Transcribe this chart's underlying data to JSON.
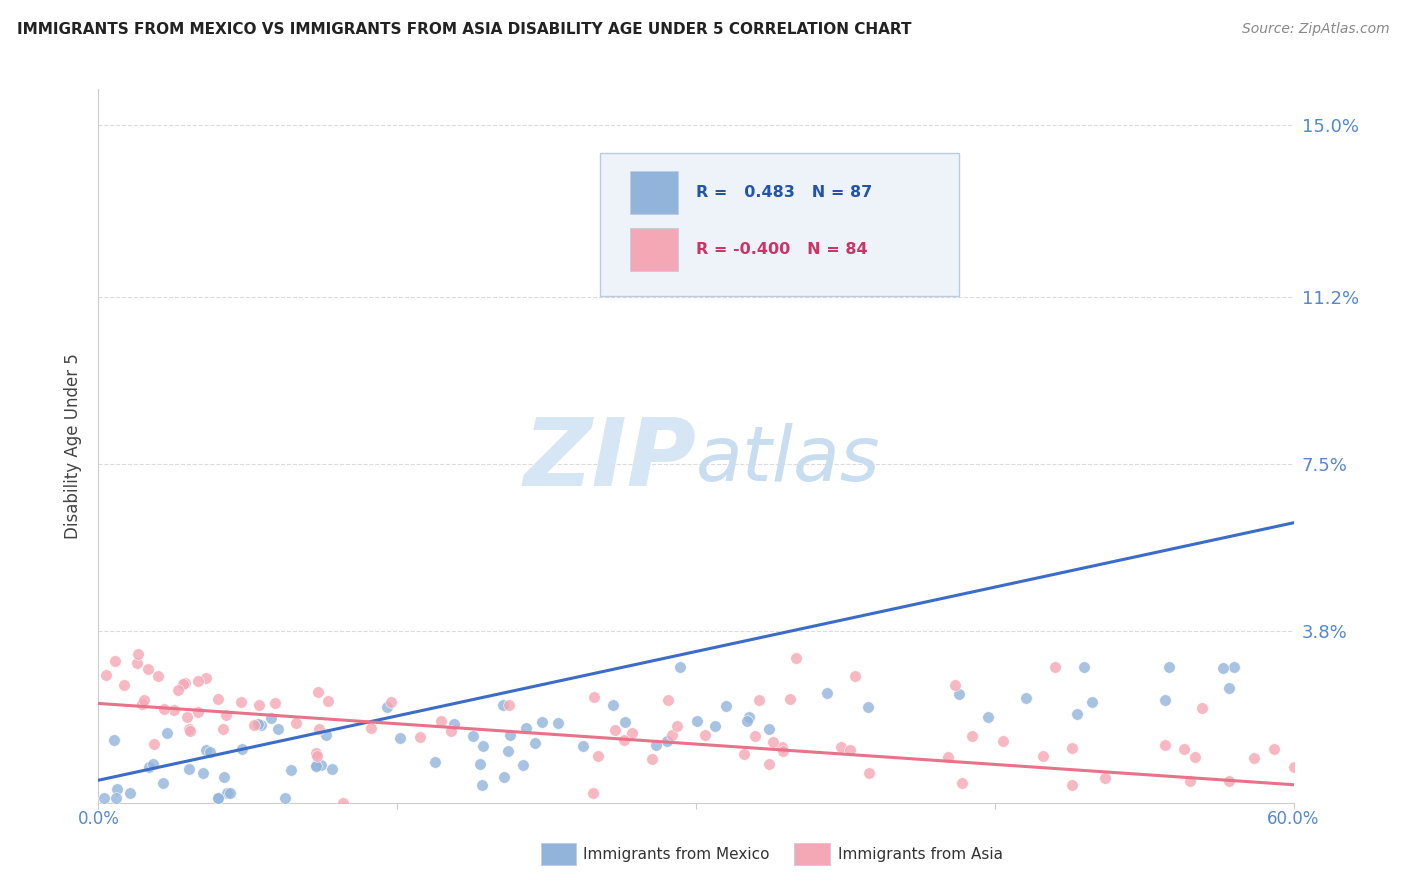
{
  "title": "IMMIGRANTS FROM MEXICO VS IMMIGRANTS FROM ASIA DISABILITY AGE UNDER 5 CORRELATION CHART",
  "source": "Source: ZipAtlas.com",
  "ylabel": "Disability Age Under 5",
  "yticks": [
    0.0,
    0.038,
    0.075,
    0.112,
    0.15
  ],
  "ytick_labels": [
    "",
    "3.8%",
    "7.5%",
    "11.2%",
    "15.0%"
  ],
  "xlim": [
    0.0,
    0.6
  ],
  "ylim": [
    0.0,
    0.158
  ],
  "blue_color": "#92B4DA",
  "pink_color": "#F4A7B5",
  "blue_line_color": "#3B6CC7",
  "pink_line_color": "#E8728A",
  "watermark_color": "#D6E6F5",
  "grid_color": "#CCCCCC",
  "spine_color": "#CCCCCC",
  "title_color": "#222222",
  "source_color": "#888888",
  "ylabel_color": "#444444",
  "tick_label_color": "#5588CC",
  "legend_bg": "#EEF3FA",
  "legend_border": "#BBCCDD"
}
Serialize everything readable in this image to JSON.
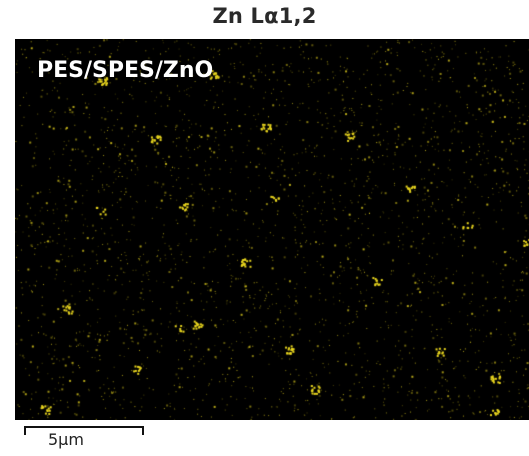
{
  "title": "Zn Lα1,2",
  "sample_label": "PES/SPES/ZnO",
  "scale_bar": {
    "label": "5μm"
  },
  "colors": {
    "background": "#000000",
    "signal": "#e8d51e",
    "label_text": "#ffffff"
  }
}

+++

[Work instructions] Copy every line of the data word for word, omitting the images.

[Answer]
Transcribe this chart's underlying data to JSON.
{
  "title": "IMMIGRANTS FROM MEXICO VS IMMIGRANTS FROM ASIA DISABILITY AGE UNDER 5 CORRELATION CHART",
  "source": "Source: ZipAtlas.com",
  "ylabel": "Disability Age Under 5",
  "yticks": [
    0.0,
    0.038,
    0.075,
    0.112,
    0.15
  ],
  "ytick_labels": [
    "",
    "3.8%",
    "7.5%",
    "11.2%",
    "15.0%"
  ],
  "xlim": [
    0.0,
    0.6
  ],
  "ylim": [
    0.0,
    0.158
  ],
  "blue_color": "#92B4DA",
  "pink_color": "#F4A7B5",
  "blue_line_color": "#3B6CC7",
  "pink_line_color": "#E8728A",
  "watermark_color": "#D6E6F5",
  "grid_color": "#CCCCCC",
  "spine_color": "#CCCCCC",
  "title_color": "#222222",
  "source_color": "#888888",
  "ylabel_color": "#444444",
  "tick_label_color": "#5588CC",
  "legend_bg": "#EEF3FA",
  "legend_border": "#BBCCDD"
}
Serialize everything readable in this image to JSON.
{
  "title": "Zn Lα1,2",
  "sample_label": "PES/SPES/ZnO",
  "scale_bar": {
    "label": "5μm"
  },
  "colors": {
    "background": "#000000",
    "signal": "#e8d51e",
    "label_text": "#ffffff"
  }
}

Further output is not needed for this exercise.